* Exercise details
Pull out every line from the listing that has the word "麻木不仁".

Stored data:
_____

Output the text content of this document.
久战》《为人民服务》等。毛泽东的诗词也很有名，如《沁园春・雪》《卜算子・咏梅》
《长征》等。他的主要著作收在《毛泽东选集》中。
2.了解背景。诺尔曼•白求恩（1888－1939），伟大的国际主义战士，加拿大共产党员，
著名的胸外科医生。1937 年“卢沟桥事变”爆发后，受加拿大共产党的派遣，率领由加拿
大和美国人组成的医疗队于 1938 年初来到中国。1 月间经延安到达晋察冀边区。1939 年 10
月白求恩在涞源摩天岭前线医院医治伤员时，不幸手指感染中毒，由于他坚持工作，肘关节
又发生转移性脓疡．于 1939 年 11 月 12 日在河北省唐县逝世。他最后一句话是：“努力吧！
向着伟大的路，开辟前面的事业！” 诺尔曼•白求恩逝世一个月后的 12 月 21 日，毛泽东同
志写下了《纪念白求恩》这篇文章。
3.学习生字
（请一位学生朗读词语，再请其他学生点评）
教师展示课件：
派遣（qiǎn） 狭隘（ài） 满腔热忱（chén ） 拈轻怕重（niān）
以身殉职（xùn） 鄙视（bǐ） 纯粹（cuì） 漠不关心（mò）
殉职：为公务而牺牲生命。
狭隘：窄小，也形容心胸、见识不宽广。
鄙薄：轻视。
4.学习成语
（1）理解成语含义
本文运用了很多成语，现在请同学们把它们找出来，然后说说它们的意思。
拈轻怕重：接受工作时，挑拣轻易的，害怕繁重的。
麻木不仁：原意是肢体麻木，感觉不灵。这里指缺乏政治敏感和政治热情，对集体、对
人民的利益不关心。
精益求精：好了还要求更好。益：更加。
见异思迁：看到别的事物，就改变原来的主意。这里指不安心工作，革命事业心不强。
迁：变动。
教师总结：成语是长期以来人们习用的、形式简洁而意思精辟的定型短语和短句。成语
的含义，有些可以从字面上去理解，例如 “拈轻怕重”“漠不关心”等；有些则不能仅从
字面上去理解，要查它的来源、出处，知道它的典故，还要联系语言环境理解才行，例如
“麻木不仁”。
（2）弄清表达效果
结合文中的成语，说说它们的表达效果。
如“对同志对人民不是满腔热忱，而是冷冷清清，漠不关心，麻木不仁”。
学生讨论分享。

_____

* Solution to this task
麻木不仁：原意是肢体麻木，感觉不灵。这里指缺乏政治敏感和政治热情，对集体、对
“麻木不仁”。
如“对同志对人民不是满腔热忱，而是冷冷清清，漠不关心，麻木不仁”。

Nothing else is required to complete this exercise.